GIVEN PROBLEM: Go through the entries below and print each one exactly, leaving out pictures.

[Dataset entries]
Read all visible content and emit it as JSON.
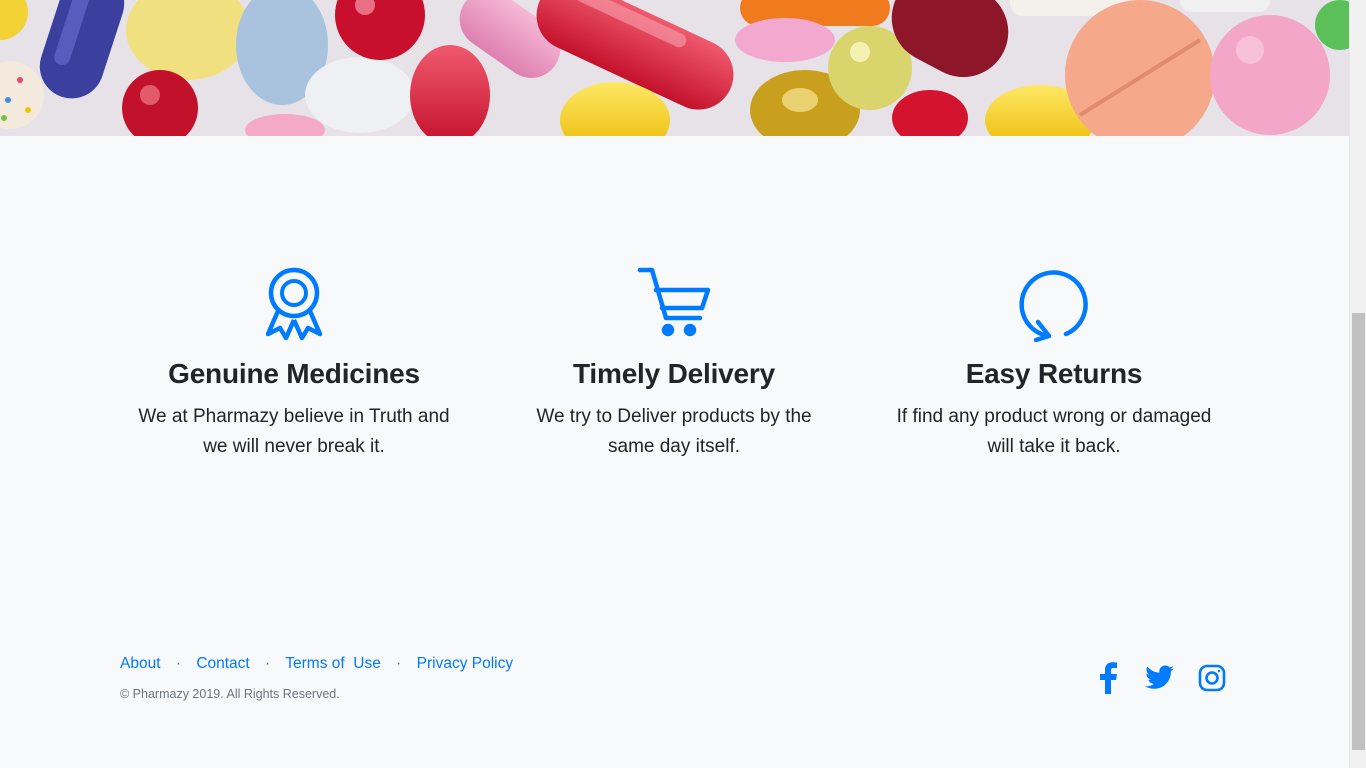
{
  "hero": {
    "image": "colorful-pills-photo"
  },
  "features": [
    {
      "icon": "award-ribbon-icon",
      "title": "Genuine Medicines",
      "line1": "We at Pharmazy believe in Truth and",
      "line2": "we will never break it."
    },
    {
      "icon": "shopping-cart-icon",
      "title": "Timely Delivery",
      "line1": "We try to Deliver products by the",
      "line2": "same day itself."
    },
    {
      "icon": "refresh-arrow-icon",
      "title": "Easy Returns",
      "line1": "If find any product wrong or damaged",
      "line2": "will take it back."
    }
  ],
  "footer": {
    "links": [
      "About",
      "Contact",
      "Terms of  Use",
      "Privacy Policy"
    ],
    "separator": "·",
    "copyright": "© Pharmazy 2019. All Rights Reserved.",
    "social": [
      "facebook-icon",
      "twitter-icon",
      "instagram-icon"
    ]
  },
  "colors": {
    "accent": "#007bff",
    "text": "#212529",
    "muted": "#6c757d",
    "background": "#f8f9fa"
  }
}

TASK RESPONSE:
Read all visible content and emit it as JSON.
{
  "hero": {
    "image": "colorful-pills-photo"
  },
  "features": [
    {
      "icon": "award-ribbon-icon",
      "title": "Genuine Medicines",
      "line1": "We at Pharmazy believe in Truth and",
      "line2": "we will never break it."
    },
    {
      "icon": "shopping-cart-icon",
      "title": "Timely Delivery",
      "line1": "We try to Deliver products by the",
      "line2": "same day itself."
    },
    {
      "icon": "refresh-arrow-icon",
      "title": "Easy Returns",
      "line1": "If find any product wrong or damaged",
      "line2": "will take it back."
    }
  ],
  "footer": {
    "links": [
      "About",
      "Contact",
      "Terms of  Use",
      "Privacy Policy"
    ],
    "separator": "·",
    "copyright": "© Pharmazy 2019. All Rights Reserved.",
    "social": [
      "facebook-icon",
      "twitter-icon",
      "instagram-icon"
    ]
  },
  "colors": {
    "accent": "#007bff",
    "text": "#212529",
    "muted": "#6c757d",
    "background": "#f8f9fa"
  }
}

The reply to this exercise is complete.